Objective:
All of the records below should be output exactly.

[start of Dataset entries]

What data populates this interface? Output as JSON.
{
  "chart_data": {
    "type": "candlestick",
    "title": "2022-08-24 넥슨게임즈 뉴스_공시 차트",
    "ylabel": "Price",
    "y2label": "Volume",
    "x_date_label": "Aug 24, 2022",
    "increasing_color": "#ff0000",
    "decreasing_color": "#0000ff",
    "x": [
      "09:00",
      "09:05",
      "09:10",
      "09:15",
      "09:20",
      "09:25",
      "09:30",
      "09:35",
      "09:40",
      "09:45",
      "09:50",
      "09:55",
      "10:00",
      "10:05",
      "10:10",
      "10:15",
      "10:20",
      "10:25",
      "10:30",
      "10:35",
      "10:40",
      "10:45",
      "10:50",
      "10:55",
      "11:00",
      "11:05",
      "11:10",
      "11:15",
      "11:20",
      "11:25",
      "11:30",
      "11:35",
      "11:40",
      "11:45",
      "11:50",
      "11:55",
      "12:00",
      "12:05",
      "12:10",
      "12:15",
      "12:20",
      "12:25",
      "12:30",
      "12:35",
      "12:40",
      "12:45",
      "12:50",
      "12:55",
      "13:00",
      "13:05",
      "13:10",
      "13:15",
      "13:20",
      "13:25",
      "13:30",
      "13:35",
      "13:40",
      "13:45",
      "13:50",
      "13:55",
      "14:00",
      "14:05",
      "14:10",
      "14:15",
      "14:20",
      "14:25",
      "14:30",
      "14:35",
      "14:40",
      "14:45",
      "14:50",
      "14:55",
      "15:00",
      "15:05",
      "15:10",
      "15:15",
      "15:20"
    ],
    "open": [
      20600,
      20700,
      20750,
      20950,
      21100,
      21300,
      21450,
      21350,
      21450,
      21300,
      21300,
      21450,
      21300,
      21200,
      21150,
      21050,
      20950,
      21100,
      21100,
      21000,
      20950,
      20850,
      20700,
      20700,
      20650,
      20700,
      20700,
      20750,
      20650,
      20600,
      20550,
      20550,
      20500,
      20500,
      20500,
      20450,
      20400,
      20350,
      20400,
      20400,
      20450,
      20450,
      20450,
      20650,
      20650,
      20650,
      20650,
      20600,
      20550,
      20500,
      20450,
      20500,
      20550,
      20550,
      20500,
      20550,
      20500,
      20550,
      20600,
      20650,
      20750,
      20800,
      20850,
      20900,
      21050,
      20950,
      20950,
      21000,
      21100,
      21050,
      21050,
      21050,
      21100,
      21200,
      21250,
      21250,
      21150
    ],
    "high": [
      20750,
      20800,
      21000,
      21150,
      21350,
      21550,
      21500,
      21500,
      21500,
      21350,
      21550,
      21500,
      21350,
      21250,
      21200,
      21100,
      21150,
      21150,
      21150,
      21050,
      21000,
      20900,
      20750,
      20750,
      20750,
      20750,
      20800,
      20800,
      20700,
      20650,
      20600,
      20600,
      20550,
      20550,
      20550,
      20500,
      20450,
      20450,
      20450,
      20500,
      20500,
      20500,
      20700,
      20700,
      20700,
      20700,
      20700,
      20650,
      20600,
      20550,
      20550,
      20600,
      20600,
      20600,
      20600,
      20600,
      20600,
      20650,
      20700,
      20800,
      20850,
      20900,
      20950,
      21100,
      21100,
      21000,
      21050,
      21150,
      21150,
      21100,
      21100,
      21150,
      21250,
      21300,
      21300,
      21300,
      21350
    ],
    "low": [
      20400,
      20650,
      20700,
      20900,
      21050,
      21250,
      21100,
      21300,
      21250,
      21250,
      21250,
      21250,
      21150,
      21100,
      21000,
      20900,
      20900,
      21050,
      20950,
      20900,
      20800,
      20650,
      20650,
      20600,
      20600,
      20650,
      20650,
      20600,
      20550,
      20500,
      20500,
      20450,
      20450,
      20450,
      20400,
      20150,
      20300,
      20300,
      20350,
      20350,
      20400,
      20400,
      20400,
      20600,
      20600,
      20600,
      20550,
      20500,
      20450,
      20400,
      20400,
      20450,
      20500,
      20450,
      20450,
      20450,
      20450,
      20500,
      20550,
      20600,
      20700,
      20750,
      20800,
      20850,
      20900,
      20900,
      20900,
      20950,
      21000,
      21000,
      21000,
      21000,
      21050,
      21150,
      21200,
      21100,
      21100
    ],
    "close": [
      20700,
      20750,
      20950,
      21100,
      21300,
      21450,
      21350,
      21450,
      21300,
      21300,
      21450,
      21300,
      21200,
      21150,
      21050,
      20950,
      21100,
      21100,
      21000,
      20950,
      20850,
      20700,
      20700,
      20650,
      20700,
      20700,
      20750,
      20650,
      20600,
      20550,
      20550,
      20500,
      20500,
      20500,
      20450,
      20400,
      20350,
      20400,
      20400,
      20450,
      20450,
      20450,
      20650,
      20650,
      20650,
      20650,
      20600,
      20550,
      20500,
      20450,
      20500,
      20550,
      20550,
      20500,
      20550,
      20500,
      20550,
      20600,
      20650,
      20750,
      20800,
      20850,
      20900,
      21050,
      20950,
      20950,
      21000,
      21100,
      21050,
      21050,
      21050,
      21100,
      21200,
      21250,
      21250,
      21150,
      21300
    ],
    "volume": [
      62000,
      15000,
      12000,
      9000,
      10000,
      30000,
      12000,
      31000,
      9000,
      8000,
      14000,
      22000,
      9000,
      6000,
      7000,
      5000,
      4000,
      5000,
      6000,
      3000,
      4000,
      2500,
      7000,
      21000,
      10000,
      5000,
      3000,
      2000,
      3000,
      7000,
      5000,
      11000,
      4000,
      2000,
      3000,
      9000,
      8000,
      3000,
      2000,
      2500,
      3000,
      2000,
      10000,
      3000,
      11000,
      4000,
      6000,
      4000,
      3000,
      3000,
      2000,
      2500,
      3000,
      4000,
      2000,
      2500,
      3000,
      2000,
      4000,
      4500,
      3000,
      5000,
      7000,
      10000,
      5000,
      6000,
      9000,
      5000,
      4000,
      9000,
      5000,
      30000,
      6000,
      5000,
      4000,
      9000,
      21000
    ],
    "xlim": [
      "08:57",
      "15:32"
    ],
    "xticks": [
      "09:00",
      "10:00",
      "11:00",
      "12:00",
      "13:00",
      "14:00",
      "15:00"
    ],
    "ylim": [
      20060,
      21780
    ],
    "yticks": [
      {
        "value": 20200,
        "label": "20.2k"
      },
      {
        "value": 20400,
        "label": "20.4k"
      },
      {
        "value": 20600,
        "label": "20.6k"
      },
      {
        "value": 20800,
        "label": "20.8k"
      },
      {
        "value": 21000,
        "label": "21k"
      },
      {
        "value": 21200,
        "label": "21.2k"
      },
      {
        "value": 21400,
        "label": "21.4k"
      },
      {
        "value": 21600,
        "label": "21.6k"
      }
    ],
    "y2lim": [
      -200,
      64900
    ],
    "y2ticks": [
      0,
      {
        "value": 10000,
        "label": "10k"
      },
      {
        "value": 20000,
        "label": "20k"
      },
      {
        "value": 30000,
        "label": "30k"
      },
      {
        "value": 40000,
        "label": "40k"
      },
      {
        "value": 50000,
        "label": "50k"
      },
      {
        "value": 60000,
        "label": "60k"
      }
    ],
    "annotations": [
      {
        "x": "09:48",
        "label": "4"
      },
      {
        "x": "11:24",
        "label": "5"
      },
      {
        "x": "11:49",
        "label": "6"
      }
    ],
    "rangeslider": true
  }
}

[end of Dataset entries]

Exercise result:
What data populates this interface? Output as JSON.
{
  "chart_data": {
    "type": "candlestick",
    "title": "2022-08-24 넥슨게임즈 뉴스_공시 차트",
    "ylabel": "Price",
    "y2label": "Volume",
    "x_date_label": "Aug 24, 2022",
    "increasing_color": "#ff0000",
    "decreasing_color": "#0000ff",
    "x": [
      "09:00",
      "09:05",
      "09:10",
      "09:15",
      "09:20",
      "09:25",
      "09:30",
      "09:35",
      "09:40",
      "09:45",
      "09:50",
      "09:55",
      "10:00",
      "10:05",
      "10:10",
      "10:15",
      "10:20",
      "10:25",
      "10:30",
      "10:35",
      "10:40",
      "10:45",
      "10:50",
      "10:55",
      "11:00",
      "11:05",
      "11:10",
      "11:15",
      "11:20",
      "11:25",
      "11:30",
      "11:35",
      "11:40",
      "11:45",
      "11:50",
      "11:55",
      "12:00",
      "12:05",
      "12:10",
      "12:15",
      "12:20",
      "12:25",
      "12:30",
      "12:35",
      "12:40",
      "12:45",
      "12:50",
      "12:55",
      "13:00",
      "13:05",
      "13:10",
      "13:15",
      "13:20",
      "13:25",
      "13:30",
      "13:35",
      "13:40",
      "13:45",
      "13:50",
      "13:55",
      "14:00",
      "14:05",
      "14:10",
      "14:15",
      "14:20",
      "14:25",
      "14:30",
      "14:35",
      "14:40",
      "14:45",
      "14:50",
      "14:55",
      "15:00",
      "15:05",
      "15:10",
      "15:15",
      "15:20"
    ],
    "open": [
      20600,
      20700,
      20750,
      20950,
      21100,
      21300,
      21450,
      21350,
      21450,
      21300,
      21300,
      21450,
      21300,
      21200,
      21150,
      21050,
      20950,
      21100,
      21100,
      21000,
      20950,
      20850,
      20700,
      20700,
      20650,
      20700,
      20700,
      20750,
      20650,
      20600,
      20550,
      20550,
      20500,
      20500,
      20500,
      20450,
      20400,
      20350,
      20400,
      20400,
      20450,
      20450,
      20450,
      20650,
      20650,
      20650,
      20650,
      20600,
      20550,
      20500,
      20450,
      20500,
      20550,
      20550,
      20500,
      20550,
      20500,
      20550,
      20600,
      20650,
      20750,
      20800,
      20850,
      20900,
      21050,
      20950,
      20950,
      21000,
      21100,
      21050,
      21050,
      21050,
      21100,
      21200,
      21250,
      21250,
      21150
    ],
    "high": [
      20750,
      20800,
      21000,
      21150,
      21350,
      21550,
      21500,
      21500,
      21500,
      21350,
      21550,
      21500,
      21350,
      21250,
      21200,
      21100,
      21150,
      21150,
      21150,
      21050,
      21000,
      20900,
      20750,
      20750,
      20750,
      20750,
      20800,
      20800,
      20700,
      20650,
      20600,
      20600,
      20550,
      20550,
      20550,
      20500,
      20450,
      20450,
      20450,
      20500,
      20500,
      20500,
      20700,
      20700,
      20700,
      20700,
      20700,
      20650,
      20600,
      20550,
      20550,
      20600,
      20600,
      20600,
      20600,
      20600,
      20600,
      20650,
      20700,
      20800,
      20850,
      20900,
      20950,
      21100,
      21100,
      21000,
      21050,
      21150,
      21150,
      21100,
      21100,
      21150,
      21250,
      21300,
      21300,
      21300,
      21350
    ],
    "low": [
      20400,
      20650,
      20700,
      20900,
      21050,
      21250,
      21100,
      21300,
      21250,
      21250,
      21250,
      21250,
      21150,
      21100,
      21000,
      20900,
      20900,
      21050,
      20950,
      20900,
      20800,
      20650,
      20650,
      20600,
      20600,
      20650,
      20650,
      20600,
      20550,
      20500,
      20500,
      20450,
      20450,
      20450,
      20400,
      20150,
      20300,
      20300,
      20350,
      20350,
      20400,
      20400,
      20400,
      20600,
      20600,
      20600,
      20550,
      20500,
      20450,
      20400,
      20400,
      20450,
      20500,
      20450,
      20450,
      20450,
      20450,
      20500,
      20550,
      20600,
      20700,
      20750,
      20800,
      20850,
      20900,
      20900,
      20900,
      20950,
      21000,
      21000,
      21000,
      21000,
      21050,
      21150,
      21200,
      21100,
      21100
    ],
    "close": [
      20700,
      20750,
      20950,
      21100,
      21300,
      21450,
      21350,
      21450,
      21300,
      21300,
      21450,
      21300,
      21200,
      21150,
      21050,
      20950,
      21100,
      21100,
      21000,
      20950,
      20850,
      20700,
      20700,
      20650,
      20700,
      20700,
      20750,
      20650,
      20600,
      20550,
      20550,
      20500,
      20500,
      20500,
      20450,
      20400,
      20350,
      20400,
      20400,
      20450,
      20450,
      20450,
      20650,
      20650,
      20650,
      20650,
      20600,
      20550,
      20500,
      20450,
      20500,
      20550,
      20550,
      20500,
      20550,
      20500,
      20550,
      20600,
      20650,
      20750,
      20800,
      20850,
      20900,
      21050,
      20950,
      20950,
      21000,
      21100,
      21050,
      21050,
      21050,
      21100,
      21200,
      21250,
      21250,
      21150,
      21300
    ],
    "volume": [
      62000,
      15000,
      12000,
      9000,
      10000,
      30000,
      12000,
      31000,
      9000,
      8000,
      14000,
      22000,
      9000,
      6000,
      7000,
      5000,
      4000,
      5000,
      6000,
      3000,
      4000,
      2500,
      7000,
      21000,
      10000,
      5000,
      3000,
      2000,
      3000,
      7000,
      5000,
      11000,
      4000,
      2000,
      3000,
      9000,
      8000,
      3000,
      2000,
      2500,
      3000,
      2000,
      10000,
      3000,
      11000,
      4000,
      6000,
      4000,
      3000,
      3000,
      2000,
      2500,
      3000,
      4000,
      2000,
      2500,
      3000,
      2000,
      4000,
      4500,
      3000,
      5000,
      7000,
      10000,
      5000,
      6000,
      9000,
      5000,
      4000,
      9000,
      5000,
      30000,
      6000,
      5000,
      4000,
      9000,
      21000
    ],
    "xlim": [
      "08:57",
      "15:32"
    ],
    "xticks": [
      "09:00",
      "10:00",
      "11:00",
      "12:00",
      "13:00",
      "14:00",
      "15:00"
    ],
    "ylim": [
      20060,
      21780
    ],
    "yticks": [
      {
        "value": 20200,
        "label": "20.2k"
      },
      {
        "value": 20400,
        "label": "20.4k"
      },
      {
        "value": 20600,
        "label": "20.6k"
      },
      {
        "value": 20800,
        "label": "20.8k"
      },
      {
        "value": 21000,
        "label": "21k"
      },
      {
        "value": 21200,
        "label": "21.2k"
      },
      {
        "value": 21400,
        "label": "21.4k"
      },
      {
        "value": 21600,
        "label": "21.6k"
      }
    ],
    "y2lim": [
      -200,
      64900
    ],
    "y2ticks": [
      0,
      {
        "value": 10000,
        "label": "10k"
      },
      {
        "value": 20000,
        "label": "20k"
      },
      {
        "value": 30000,
        "label": "30k"
      },
      {
        "value": 40000,
        "label": "40k"
      },
      {
        "value": 50000,
        "label": "50k"
      },
      {
        "value": 60000,
        "label": "60k"
      }
    ],
    "annotations": [
      {
        "x": "09:48",
        "label": "4"
      },
      {
        "x": "11:24",
        "label": "5"
      },
      {
        "x": "11:49",
        "label": "6"
      }
    ],
    "rangeslider": true
  }
}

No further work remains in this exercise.